Every line of the material below must be repeated exactly.
..............................
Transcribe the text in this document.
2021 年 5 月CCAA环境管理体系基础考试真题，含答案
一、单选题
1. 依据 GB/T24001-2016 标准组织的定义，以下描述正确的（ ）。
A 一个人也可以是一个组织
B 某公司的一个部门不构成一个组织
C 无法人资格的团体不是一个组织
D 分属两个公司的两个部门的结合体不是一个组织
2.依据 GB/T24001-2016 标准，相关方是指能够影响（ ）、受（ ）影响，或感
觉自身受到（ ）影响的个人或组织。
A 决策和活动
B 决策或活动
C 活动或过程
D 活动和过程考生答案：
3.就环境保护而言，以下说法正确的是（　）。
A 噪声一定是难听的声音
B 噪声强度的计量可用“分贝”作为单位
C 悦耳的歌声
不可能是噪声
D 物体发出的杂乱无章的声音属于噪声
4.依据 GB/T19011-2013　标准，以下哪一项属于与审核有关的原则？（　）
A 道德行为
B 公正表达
..............................
• [ANSWER FOR THIS EXERCISE]
Transcribe the text in this document.
2021 年 5 月CCAA环境管理体系基础考试真题，含答案
一、单选题
1. 依据 GB/T24001-2016 标准组织的定义，以下描述正确的（ ）。
A 一个人也可以是一个组织
B 某公司的一个部门不构成一个组织
C 无法人资格的团体不是一个组织
D 分属两个公司的两个部门的结合体不是一个组织
2.依据 GB/T24001-2016 标准，相关方是指能够影响（ ）、受（ ）影响，或感
觉自身受到（ ）影响的个人或组织。
A 决策和活动
B 决策或活动
C 活动或过程
D 活动和过程考生答案：
3.就环境保护而言，以下说法正确的是（　）。
A 噪声一定是难听的声音
B 噪声强度的计量可用“分贝”作为单位
C 悦耳的歌声
不可能是噪声
D 物体发出的杂乱无章的声音属于噪声
4.依据 GB/T19011-2013　标准，以下哪一项属于与审核有关的原则？（　）
A 道德行为
B 公正表达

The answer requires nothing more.